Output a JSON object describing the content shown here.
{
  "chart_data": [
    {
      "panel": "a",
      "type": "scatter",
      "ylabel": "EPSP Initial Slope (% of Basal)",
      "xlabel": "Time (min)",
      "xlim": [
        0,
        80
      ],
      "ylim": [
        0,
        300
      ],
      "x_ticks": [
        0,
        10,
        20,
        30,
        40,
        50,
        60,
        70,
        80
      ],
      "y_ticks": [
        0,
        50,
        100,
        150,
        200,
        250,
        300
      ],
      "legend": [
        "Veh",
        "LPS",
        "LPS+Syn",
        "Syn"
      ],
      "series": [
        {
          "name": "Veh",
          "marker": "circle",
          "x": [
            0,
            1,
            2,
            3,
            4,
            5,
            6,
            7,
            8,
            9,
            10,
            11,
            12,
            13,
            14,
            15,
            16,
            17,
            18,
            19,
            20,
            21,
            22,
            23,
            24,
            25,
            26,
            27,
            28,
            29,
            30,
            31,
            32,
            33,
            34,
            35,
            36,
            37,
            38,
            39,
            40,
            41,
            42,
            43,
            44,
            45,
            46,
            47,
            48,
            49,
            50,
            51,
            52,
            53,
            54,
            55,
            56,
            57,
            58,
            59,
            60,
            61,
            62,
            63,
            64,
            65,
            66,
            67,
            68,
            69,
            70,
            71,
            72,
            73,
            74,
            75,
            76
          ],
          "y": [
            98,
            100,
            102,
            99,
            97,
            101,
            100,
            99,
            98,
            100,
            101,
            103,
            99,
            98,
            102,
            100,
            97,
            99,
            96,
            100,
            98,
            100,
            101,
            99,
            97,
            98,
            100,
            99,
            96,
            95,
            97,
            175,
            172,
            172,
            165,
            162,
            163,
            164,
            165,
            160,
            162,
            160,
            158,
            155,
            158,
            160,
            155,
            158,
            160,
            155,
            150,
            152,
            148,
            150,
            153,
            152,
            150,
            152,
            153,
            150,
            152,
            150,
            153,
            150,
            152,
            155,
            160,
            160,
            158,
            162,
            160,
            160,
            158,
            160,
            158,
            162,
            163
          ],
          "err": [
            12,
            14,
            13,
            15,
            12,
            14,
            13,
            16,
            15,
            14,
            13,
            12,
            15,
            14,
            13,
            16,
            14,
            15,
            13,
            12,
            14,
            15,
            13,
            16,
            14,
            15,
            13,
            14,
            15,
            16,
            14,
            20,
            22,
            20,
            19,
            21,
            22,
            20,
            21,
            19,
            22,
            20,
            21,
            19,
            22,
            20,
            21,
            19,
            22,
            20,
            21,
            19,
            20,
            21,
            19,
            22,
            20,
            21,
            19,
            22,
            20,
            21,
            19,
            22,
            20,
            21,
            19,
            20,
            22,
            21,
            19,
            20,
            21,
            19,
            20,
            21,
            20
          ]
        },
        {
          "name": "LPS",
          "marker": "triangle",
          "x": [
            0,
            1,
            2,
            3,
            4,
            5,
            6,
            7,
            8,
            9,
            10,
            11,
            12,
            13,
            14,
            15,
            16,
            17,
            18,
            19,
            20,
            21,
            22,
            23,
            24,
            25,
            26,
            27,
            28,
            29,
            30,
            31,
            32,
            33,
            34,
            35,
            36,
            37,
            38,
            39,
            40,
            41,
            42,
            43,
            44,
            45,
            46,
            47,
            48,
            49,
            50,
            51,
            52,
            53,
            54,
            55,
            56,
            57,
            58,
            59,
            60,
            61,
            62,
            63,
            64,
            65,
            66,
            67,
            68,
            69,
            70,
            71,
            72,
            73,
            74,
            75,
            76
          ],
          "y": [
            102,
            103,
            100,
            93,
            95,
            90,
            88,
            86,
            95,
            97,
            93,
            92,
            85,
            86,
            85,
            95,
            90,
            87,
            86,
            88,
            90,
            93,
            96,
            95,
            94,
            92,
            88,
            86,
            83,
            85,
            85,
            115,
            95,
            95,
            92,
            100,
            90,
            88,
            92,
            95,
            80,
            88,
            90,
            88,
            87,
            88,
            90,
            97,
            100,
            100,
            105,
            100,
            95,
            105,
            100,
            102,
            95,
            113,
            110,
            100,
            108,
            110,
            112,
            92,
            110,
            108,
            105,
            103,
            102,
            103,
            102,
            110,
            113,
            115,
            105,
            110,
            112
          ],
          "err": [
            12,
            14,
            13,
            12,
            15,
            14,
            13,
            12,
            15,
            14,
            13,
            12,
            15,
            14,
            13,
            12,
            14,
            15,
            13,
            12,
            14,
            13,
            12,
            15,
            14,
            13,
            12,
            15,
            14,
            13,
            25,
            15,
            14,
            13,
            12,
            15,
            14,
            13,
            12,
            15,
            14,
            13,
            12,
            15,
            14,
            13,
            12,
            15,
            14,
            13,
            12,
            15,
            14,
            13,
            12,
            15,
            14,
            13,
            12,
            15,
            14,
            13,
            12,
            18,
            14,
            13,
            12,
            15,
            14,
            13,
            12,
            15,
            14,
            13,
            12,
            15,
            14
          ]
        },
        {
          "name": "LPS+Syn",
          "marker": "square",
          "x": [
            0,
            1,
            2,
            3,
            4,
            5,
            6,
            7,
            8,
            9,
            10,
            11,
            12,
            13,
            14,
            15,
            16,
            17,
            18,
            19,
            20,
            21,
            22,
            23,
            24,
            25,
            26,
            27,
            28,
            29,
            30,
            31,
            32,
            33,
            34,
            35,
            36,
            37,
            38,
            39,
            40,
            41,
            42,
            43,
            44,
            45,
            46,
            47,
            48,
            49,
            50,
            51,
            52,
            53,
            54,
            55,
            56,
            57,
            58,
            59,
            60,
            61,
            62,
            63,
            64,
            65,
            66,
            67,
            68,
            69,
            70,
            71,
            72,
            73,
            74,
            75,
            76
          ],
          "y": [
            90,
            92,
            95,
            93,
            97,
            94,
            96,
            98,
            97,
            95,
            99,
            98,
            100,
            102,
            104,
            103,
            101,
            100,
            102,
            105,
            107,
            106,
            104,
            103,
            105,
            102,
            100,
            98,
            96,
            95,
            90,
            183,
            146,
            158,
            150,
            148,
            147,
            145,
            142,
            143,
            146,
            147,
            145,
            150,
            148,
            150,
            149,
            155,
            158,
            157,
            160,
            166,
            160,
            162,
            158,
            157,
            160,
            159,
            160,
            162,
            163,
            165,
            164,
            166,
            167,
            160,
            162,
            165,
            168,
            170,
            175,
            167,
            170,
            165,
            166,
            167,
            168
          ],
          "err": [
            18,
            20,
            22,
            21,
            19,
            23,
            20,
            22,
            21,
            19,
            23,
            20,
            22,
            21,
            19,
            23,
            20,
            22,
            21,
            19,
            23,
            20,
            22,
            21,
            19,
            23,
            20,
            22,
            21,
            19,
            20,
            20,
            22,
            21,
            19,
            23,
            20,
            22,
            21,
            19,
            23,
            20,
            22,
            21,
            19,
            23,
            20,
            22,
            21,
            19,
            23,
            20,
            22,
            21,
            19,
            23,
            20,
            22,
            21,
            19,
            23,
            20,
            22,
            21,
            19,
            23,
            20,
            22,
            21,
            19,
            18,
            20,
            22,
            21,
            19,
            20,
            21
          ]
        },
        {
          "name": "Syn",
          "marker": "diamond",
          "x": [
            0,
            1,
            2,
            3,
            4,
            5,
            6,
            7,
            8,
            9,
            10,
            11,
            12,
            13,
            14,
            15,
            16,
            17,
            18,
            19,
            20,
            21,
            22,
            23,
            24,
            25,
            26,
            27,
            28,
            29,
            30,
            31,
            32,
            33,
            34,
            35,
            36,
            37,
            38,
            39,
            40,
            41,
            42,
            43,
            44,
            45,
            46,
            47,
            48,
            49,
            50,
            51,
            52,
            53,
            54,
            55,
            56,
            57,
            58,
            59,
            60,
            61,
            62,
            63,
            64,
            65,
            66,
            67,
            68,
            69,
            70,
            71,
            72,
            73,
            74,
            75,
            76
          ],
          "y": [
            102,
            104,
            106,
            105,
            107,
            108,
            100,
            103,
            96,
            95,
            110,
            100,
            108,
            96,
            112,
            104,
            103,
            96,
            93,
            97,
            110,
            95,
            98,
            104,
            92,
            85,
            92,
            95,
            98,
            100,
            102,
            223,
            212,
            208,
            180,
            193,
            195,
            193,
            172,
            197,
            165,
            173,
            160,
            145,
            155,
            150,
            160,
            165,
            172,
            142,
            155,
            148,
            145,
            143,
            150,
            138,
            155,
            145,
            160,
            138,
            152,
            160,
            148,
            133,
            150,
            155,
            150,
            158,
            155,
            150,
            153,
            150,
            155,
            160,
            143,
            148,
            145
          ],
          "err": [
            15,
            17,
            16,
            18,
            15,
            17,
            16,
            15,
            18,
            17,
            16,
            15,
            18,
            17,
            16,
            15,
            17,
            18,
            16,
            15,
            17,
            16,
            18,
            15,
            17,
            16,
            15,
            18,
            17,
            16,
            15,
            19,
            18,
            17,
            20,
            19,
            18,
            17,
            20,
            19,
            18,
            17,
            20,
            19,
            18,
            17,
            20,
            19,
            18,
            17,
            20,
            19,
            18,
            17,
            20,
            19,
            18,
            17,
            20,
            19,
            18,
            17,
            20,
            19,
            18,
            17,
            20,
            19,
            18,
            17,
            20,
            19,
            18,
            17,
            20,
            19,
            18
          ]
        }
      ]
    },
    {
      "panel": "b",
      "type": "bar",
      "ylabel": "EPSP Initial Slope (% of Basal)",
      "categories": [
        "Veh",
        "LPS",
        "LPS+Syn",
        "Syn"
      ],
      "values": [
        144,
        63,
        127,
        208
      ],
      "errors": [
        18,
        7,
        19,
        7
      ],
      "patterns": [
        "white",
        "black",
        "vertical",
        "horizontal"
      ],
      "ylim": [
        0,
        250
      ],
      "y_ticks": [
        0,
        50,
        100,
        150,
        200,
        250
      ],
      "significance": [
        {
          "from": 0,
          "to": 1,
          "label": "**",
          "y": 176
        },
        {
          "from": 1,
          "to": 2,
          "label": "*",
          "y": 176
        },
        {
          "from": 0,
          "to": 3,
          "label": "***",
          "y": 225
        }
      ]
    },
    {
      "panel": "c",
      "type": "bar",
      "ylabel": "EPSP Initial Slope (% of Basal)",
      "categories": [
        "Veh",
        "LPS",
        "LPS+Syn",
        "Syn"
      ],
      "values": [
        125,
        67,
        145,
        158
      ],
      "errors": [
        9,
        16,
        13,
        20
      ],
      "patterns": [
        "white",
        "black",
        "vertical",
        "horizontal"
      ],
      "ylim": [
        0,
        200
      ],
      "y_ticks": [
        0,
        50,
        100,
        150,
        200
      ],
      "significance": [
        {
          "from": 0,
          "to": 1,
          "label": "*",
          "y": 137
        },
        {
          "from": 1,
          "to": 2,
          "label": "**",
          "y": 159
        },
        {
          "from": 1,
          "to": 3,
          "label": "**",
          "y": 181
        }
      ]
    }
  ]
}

EXERCISE
Copy every line of the entries above in which "name" occurs.

THE COMPLETED TASK
          "name": "Veh",
          "name": "LPS",
          "name": "LPS+Syn",
          "name": "Syn",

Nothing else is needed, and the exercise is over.